**Problem to solve**
Transcribe each line of the records below exactly, excluding any embedded images.

**Rows**
━━━━━━━━━━━━━━━━━━━━
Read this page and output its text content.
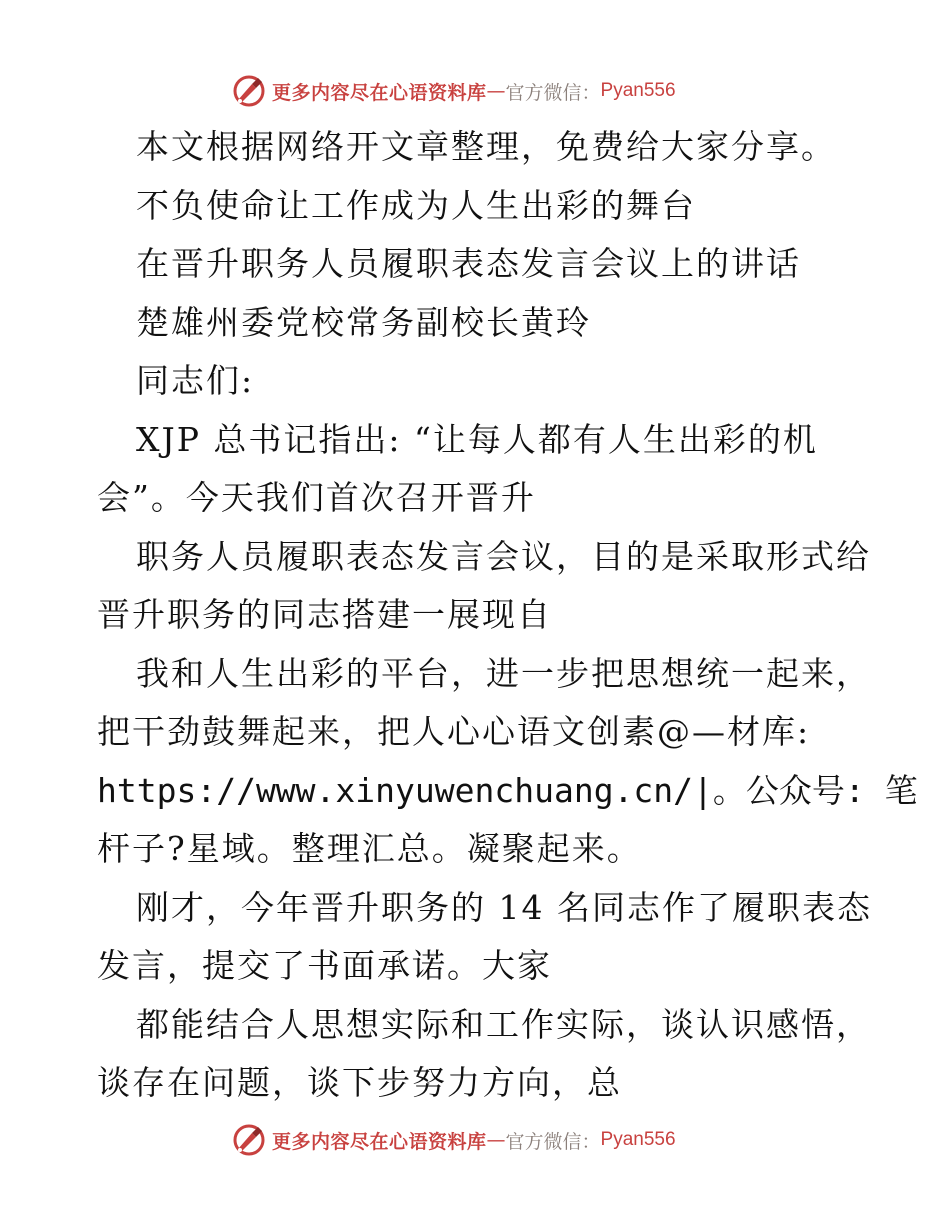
更多内容尽在心语资料库 — 官方微信： Pyan556
本文根据网络开文章整理，免费给大家分享。
不负使命让工作成为人生出彩的舞台
在晋升职务人员履职表态发言会议上的讲话
楚雄州委党校常务副校长黄玲
同志们:
XJP 总书记指出: “让每人都有人生出彩的机
会”。今天我们首次召开晋升
职务人员履职表态发言会议，目的是采取形式给
晋升职务的同志搭建一展现自
我和人生出彩的平台，进一步把思想统一起来，
把干劲鼓舞起来，把人心心语文创素@—材库:
https://www.xinyuwenchuang.cn/|。公众号: 笔
杆子?星域。整理汇总。凝聚起来。
刚才，今年晋升职务的 14 名同志作了履职表态
发言，提交了书面承诺。大家
都能结合人思想实际和工作实际，谈认识感悟，
谈存在问题，谈下步努力方向，总
更多内容尽在心语资料库 — 官方微信： Pyan556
━━━━━━━━━━━━━━━━━━━━
**Answer in full**
Read this page and output its text content.
更多内容尽在心语资料库 — 官方微信： Pyan556
本文根据网络开文章整理，免费给大家分享。
不负使命让工作成为人生出彩的舞台
在晋升职务人员履职表态发言会议上的讲话
楚雄州委党校常务副校长黄玲
同志们:
XJP 总书记指出: “让每人都有人生出彩的机
会”。今天我们首次召开晋升
职务人员履职表态发言会议，目的是采取形式给
晋升职务的同志搭建一展现自
我和人生出彩的平台，进一步把思想统一起来，
把干劲鼓舞起来，把人心心语文创素@—材库:
https://www.xinyuwenchuang.cn/|。公众号: 笔
杆子?星域。整理汇总。凝聚起来。
刚才，今年晋升职务的 14 名同志作了履职表态
发言，提交了书面承诺。大家
都能结合人思想实际和工作实际，谈认识感悟，
谈存在问题，谈下步努力方向，总
更多内容尽在心语资料库 — 官方微信： Pyan556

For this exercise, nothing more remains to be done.